◆ **Consignes**
1. Les affirmations suivantes concordent-elles avec l'extrait de procédure administrative ? Répondez par oui ou non pour chacune, en citant mot pour mot les termes décisifs de l'extrait.
(a) Le jugement du tribunal administratif de Bordeaux a été rendu le 2 décembre 2020.
(b) La requête de la préfète de la Gironde a été enregistrée le 2 décembre 2020.
(c) La demande de regroupement familial a été refusée parce que l'intéressée se trouvait sur le territoire français au moment du dépôt de la demande.
2. Pouvez-vous réécrire le passage de l'extrait de procédure administrative qui va de « 2°) de rejeter » jusqu'à « de justice administrative. », en substituant « 1 500 euros » à « 800 euros » ?
3. Pouvez-vous prolonger l'extrait de procédure administrative à partir de l'endroit où il s'arrête ?

◆ **Texte**
+++
Procédure contentieuse antérieure :

Mme A... B..., épouse C..., a demandé au tribunal administratif de Bordeaux d'annuler la décision du 27 janvier 2020 par laquelle la préfète de la Gironde a refusé de lui délivrer un titre de séjour et lui a fait obligation de quitter le territoire français dans les plus brefs délais à destination de la Turquie.

Par un jugement n° 2001921 du 2 décembre 2020, le tribunal administratif de Bordeaux a annulé cette décision et a enjoint à la préfète de la Gironde de délivrer à Mme B..., épouse C..., une carte de séjour " vie privée et familiale ".

Procédure devant la cour :

Par une requête, enregistrée le 24 décembre 2020, la préfète de la Gironde demande à la cour :

1°) d'annuler ce jugement du 2 décembre 2020 du tribunal administratif de Bordeaux ;

2°) de rejeter la demande présentée par Mme B... épouse C... ;

3°) de mettre à la charge de Mme B..., épouse C..., la somme de 800 euros sur le fondement des articles 37 de la loi du 10 juillet 1991 et L. 761-1 du code de justice administrative.

Il soutient que :

- Mme B..., épouse C..., entre dans la catégorie visée dans le livre IV du code de l'entrée et du séjour des étrangers et du droit d'asile relatif au regroupement familial ; la demande de regroupement familial, effectuée par son mari, a été refusée le 16 juin 2017, dès lors qu'elle se trouvait sur le territoire français au moment du dépôt de la demande ;

- Mme B..., épouse C..., ne peut se prévaloir des dispositions du 7° de l'article L. 313-11 du code de l'entrée et du séjour des étrangers et du droit d'asile, dès lors qu'elle entre dans les catégories qui ouvrent droit au regroupement familial ;

- Mme B..., épouse C..., n'entre pas non plus dans le cadre des dispositions de l'article L. 313-14 du code de l'entrée et du séjour des étrangers et du droit d'asile ;

- la décision du 27 janvier 2020 confirme explicitement les termes de l'arrêté du 22 mars 2018 qui visait les stipulations de l'article 8 de la convention européenne de sauvegarde des droits de l'homme et des libertés fondamentales et celles de l'article 3-1 de la convention internationale relative aux droits de l'enfant, et dans lequel il avait examiné dans le détail les éléments relatifs à la situation personnelle de l'intéressée au regard des éléments qui lui avaient été communiqués à cette date ; ces décisions ne portent aucune atteinte au respect de la vie privée et familiale de l'intéressée.
+++
◆ **Extraits de données**
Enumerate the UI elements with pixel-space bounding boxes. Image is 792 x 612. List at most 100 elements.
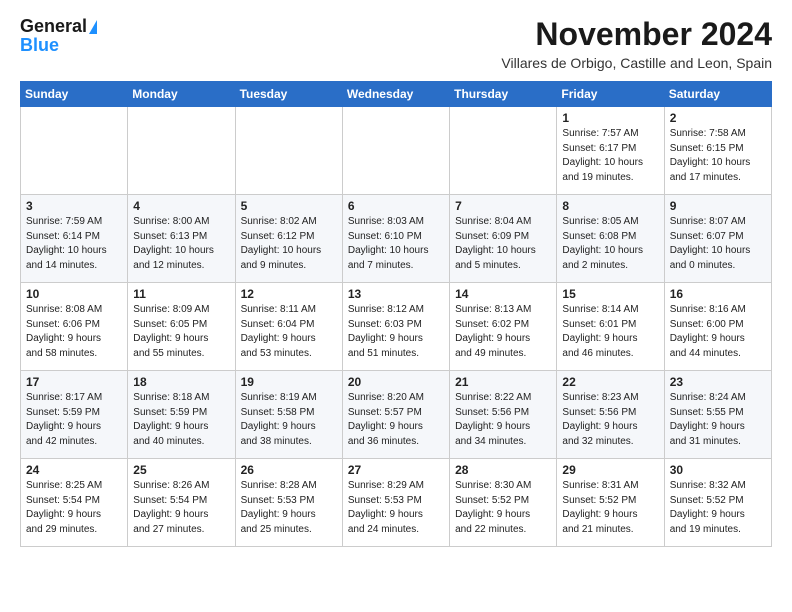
day-info: Sunrise: 8:16 AM Sunset: 6:00 PM Dayligh… [670, 303, 766, 361]
day-info: Sunrise: 8:32 AM Sunset: 5:52 PM Dayligh… [670, 479, 766, 537]
day-info: Sunrise: 7:58 AM Sunset: 6:15 PM Dayligh… [670, 127, 766, 185]
calendar-cell: 17Sunrise: 8:17 AM Sunset: 5:59 PM Dayli… [21, 371, 128, 459]
logo-triangle-icon [89, 20, 97, 34]
calendar-table: SundayMondayTuesdayWednesdayThursdayFrid… [20, 81, 772, 547]
calendar-cell: 25 Sunrise: 8:26 AM Sunset: 5:54 PM Dayli… [128, 459, 235, 547]
day-info: Sunrise: 7:59 AM Sunset: 6:14 PM Dayligh… [26, 215, 122, 273]
day-info: Sunrise: 8:11 AM Sunset: 6:04 PM Dayligh… [241, 303, 337, 361]
calendar-cell: 11 Sunrise: 8:09 AM Sunset: 6:05 PM Dayli… [128, 283, 235, 371]
calendar-cell [128, 107, 235, 195]
day-info: Sunrise: 8:00 AM Sunset: 6:13 PM Dayligh… [133, 215, 229, 273]
title-area: November 2024 Villares de Orbigo, Castil… [501, 16, 772, 71]
calendar-cell: 19 Sunrise: 8:19 AM Sunset: 5:58 PM Dayli… [235, 371, 342, 459]
day-number: 12 [241, 287, 337, 301]
day-number: 8 [562, 199, 658, 213]
day-info: Sunrise: 8:09 AM Sunset: 6:05 PM Dayligh… [133, 303, 229, 361]
calendar-cell [21, 107, 128, 195]
day-info: Sunrise: 8:04 AM Sunset: 6:09 PM Dayligh… [455, 215, 551, 273]
day-number: 14 [455, 287, 551, 301]
calendar-cell: 14 Sunrise: 8:13 AM Sunset: 6:02 PM Dayli… [450, 283, 557, 371]
day-number: 29 [562, 463, 658, 477]
day-number: 1 [562, 111, 658, 125]
day-info: Sunrise: 8:28 AM Sunset: 5:53 PM Dayligh… [241, 479, 337, 537]
day-info: Sunrise: 8:22 AM Sunset: 5:56 PM Dayligh… [455, 391, 551, 449]
calendar-cell: 6 Sunrise: 8:03 AM Sunset: 6:10 PM Daylig… [342, 195, 449, 283]
calendar-cell: 24 Sunrise: 8:25 AM Sunset: 5:54 PM Dayli… [21, 459, 128, 547]
calendar-week-4: 17Sunrise: 8:17 AM Sunset: 5:59 PM Dayli… [21, 371, 772, 459]
col-header-wednesday: Wednesday [342, 82, 449, 107]
day-info: Sunrise: 8:13 AM Sunset: 6:02 PM Dayligh… [455, 303, 551, 361]
calendar-cell: 18Sunrise: 8:18 AM Sunset: 5:59 PM Dayli… [128, 371, 235, 459]
day-number: 13 [348, 287, 444, 301]
day-info: Sunrise: 8:26 AM Sunset: 5:54 PM Dayligh… [133, 479, 229, 537]
calendar-cell: 13 Sunrise: 8:12 AM Sunset: 6:03 PM Dayli… [342, 283, 449, 371]
calendar-cell: 8 Sunrise: 8:05 AM Sunset: 6:08 PM Daylig… [557, 195, 664, 283]
header: General Blue November 2024 Villares de O… [20, 16, 772, 71]
day-number: 21 [455, 375, 551, 389]
calendar-cell: 5 Sunrise: 8:02 AM Sunset: 6:12 PM Daylig… [235, 195, 342, 283]
calendar-cell [450, 107, 557, 195]
day-info: Sunrise: 8:08 AM Sunset: 6:06 PM Dayligh… [26, 303, 122, 361]
location-subtitle: Villares de Orbigo, Castille and Leon, S… [501, 55, 772, 71]
day-info: Sunrise: 8:29 AM Sunset: 5:53 PM Dayligh… [348, 479, 444, 537]
calendar-cell: 9Sunrise: 8:07 AM Sunset: 6:07 PM Daylig… [664, 195, 771, 283]
col-header-sunday: Sunday [21, 82, 128, 107]
calendar-week-5: 24 Sunrise: 8:25 AM Sunset: 5:54 PM Dayli… [21, 459, 772, 547]
calendar-cell: 22 Sunrise: 8:23 AM Sunset: 5:56 PM Dayli… [557, 371, 664, 459]
calendar-week-1: 1 Sunrise: 7:57 AM Sunset: 6:17 PM Daylig… [21, 107, 772, 195]
logo-general: General [20, 16, 87, 37]
calendar-cell: 12 Sunrise: 8:11 AM Sunset: 6:04 PM Dayli… [235, 283, 342, 371]
day-number: 22 [562, 375, 658, 389]
day-number: 11 [133, 287, 229, 301]
calendar-cell [342, 107, 449, 195]
calendar-cell: 26 Sunrise: 8:28 AM Sunset: 5:53 PM Dayli… [235, 459, 342, 547]
calendar-cell: 4 Sunrise: 8:00 AM Sunset: 6:13 PM Daylig… [128, 195, 235, 283]
calendar-week-2: 3Sunrise: 7:59 AM Sunset: 6:14 PM Daylig… [21, 195, 772, 283]
day-number: 2 [670, 111, 766, 125]
logo-blue: Blue [20, 35, 59, 56]
calendar-cell: 10Sunrise: 8:08 AM Sunset: 6:06 PM Dayli… [21, 283, 128, 371]
month-title: November 2024 [501, 16, 772, 53]
day-number: 9 [670, 199, 766, 213]
logo: General Blue [20, 16, 97, 56]
col-header-tuesday: Tuesday [235, 82, 342, 107]
day-info: Sunrise: 8:02 AM Sunset: 6:12 PM Dayligh… [241, 215, 337, 273]
day-info: Sunrise: 8:19 AM Sunset: 5:58 PM Dayligh… [241, 391, 337, 449]
day-number: 27 [348, 463, 444, 477]
calendar-cell: 15 Sunrise: 8:14 AM Sunset: 6:01 PM Dayli… [557, 283, 664, 371]
day-info: Sunrise: 8:14 AM Sunset: 6:01 PM Dayligh… [562, 303, 658, 361]
calendar-cell: 2 Sunrise: 7:58 AM Sunset: 6:15 PM Daylig… [664, 107, 771, 195]
day-info: Sunrise: 8:05 AM Sunset: 6:08 PM Dayligh… [562, 215, 658, 273]
day-info: Sunrise: 8:23 AM Sunset: 5:56 PM Dayligh… [562, 391, 658, 449]
day-number: 16 [670, 287, 766, 301]
day-info: Sunrise: 8:18 AM Sunset: 5:59 PM Dayligh… [133, 391, 229, 449]
col-header-saturday: Saturday [664, 82, 771, 107]
day-info: Sunrise: 8:03 AM Sunset: 6:10 PM Dayligh… [348, 215, 444, 273]
day-number: 19 [241, 375, 337, 389]
day-number: 15 [562, 287, 658, 301]
calendar-cell [235, 107, 342, 195]
day-info: Sunrise: 8:12 AM Sunset: 6:03 PM Dayligh… [348, 303, 444, 361]
day-info: Sunrise: 8:30 AM Sunset: 5:52 PM Dayligh… [455, 479, 551, 537]
day-number: 4 [133, 199, 229, 213]
calendar-cell: 30 Sunrise: 8:32 AM Sunset: 5:52 PM Dayli… [664, 459, 771, 547]
day-number: 30 [670, 463, 766, 477]
day-info: Sunrise: 8:31 AM Sunset: 5:52 PM Dayligh… [562, 479, 658, 537]
day-info: Sunrise: 8:25 AM Sunset: 5:54 PM Dayligh… [26, 479, 122, 537]
day-number: 24 [26, 463, 122, 477]
day-number: 28 [455, 463, 551, 477]
calendar-cell: 28 Sunrise: 8:30 AM Sunset: 5:52 PM Dayli… [450, 459, 557, 547]
calendar-cell: 16 Sunrise: 8:16 AM Sunset: 6:00 PM Dayli… [664, 283, 771, 371]
calendar-cell: 20Sunrise: 8:20 AM Sunset: 5:57 PM Dayli… [342, 371, 449, 459]
day-number: 5 [241, 199, 337, 213]
day-number: 6 [348, 199, 444, 213]
day-number: 23 [670, 375, 766, 389]
calendar-cell: 7Sunrise: 8:04 AM Sunset: 6:09 PM Daylig… [450, 195, 557, 283]
calendar-week-3: 10Sunrise: 8:08 AM Sunset: 6:06 PM Dayli… [21, 283, 772, 371]
day-info: Sunrise: 8:24 AM Sunset: 5:55 PM Dayligh… [670, 391, 766, 449]
day-number: 26 [241, 463, 337, 477]
day-info: Sunrise: 7:57 AM Sunset: 6:17 PM Dayligh… [562, 127, 658, 185]
page: General Blue November 2024 Villares de O… [0, 0, 792, 559]
calendar-cell: 1 Sunrise: 7:57 AM Sunset: 6:17 PM Daylig… [557, 107, 664, 195]
day-number: 25 [133, 463, 229, 477]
+++
◆ **Réponses**
1.
(a) Oui : « Par un jugement n° 2001921 du 2 décembre 2020 ».
(b) Non : « Par une requête, enregistrée le 24 décembre 2020 ».
(c) Oui : « dès lors qu'elle se trouvait sur le territoire français au moment du dépôt de la demande ».

2.
2°) de rejeter la demande présentée par Mme B... épouse C... ;

3°) de mettre à la charge de Mme B..., épouse C..., la somme de 1 500 euros sur le fondement des articles 37 de la loi du 10 juillet 1991 et L. 761-1 du code de justice administrative.

3.
Par un mémoire en défense, enregistré le 2 juin 2021, Mme B..., épouse C..., représentée par Me Da Ros, conclut au rejet de la requête et à ce que soit mise à la charge de l'État la somme de 1 500 euros sur le fondement des articles 37 alinéa 2 de la loi du 10 juillet 1991 et L. 761-1 du code de justice administrative.

Elle soutient qu'aucun des moyens soulevés par la préfète de la Gironde n'est fondé.

Par une décision du 20 mai 2021, Mme B..., épouse C..., a été maintenue au bénéfice de l'aide juridictionnelle totale.

Vu les autres pièces du dossier.

Vu :

- la convention européenne de sauvegarde des droits de l'homme et des libertés fondamentales ;

- le code de l'entrée et du séjour des étrangers et du droit d'asile ;

- la loi n° 91-647 du 10 juillet 1991 ;

- le code de justice administrative.

Le président de la formation de jugement a dispensé la rapporteure publique, sur sa proposition, de prononcer des conclusions à l'audience.

Les parties ont été régulièrement averties du jour de l'audience.

Le rapport de Mme Rey-Gabriac a été entendu au cours de l'audience publique.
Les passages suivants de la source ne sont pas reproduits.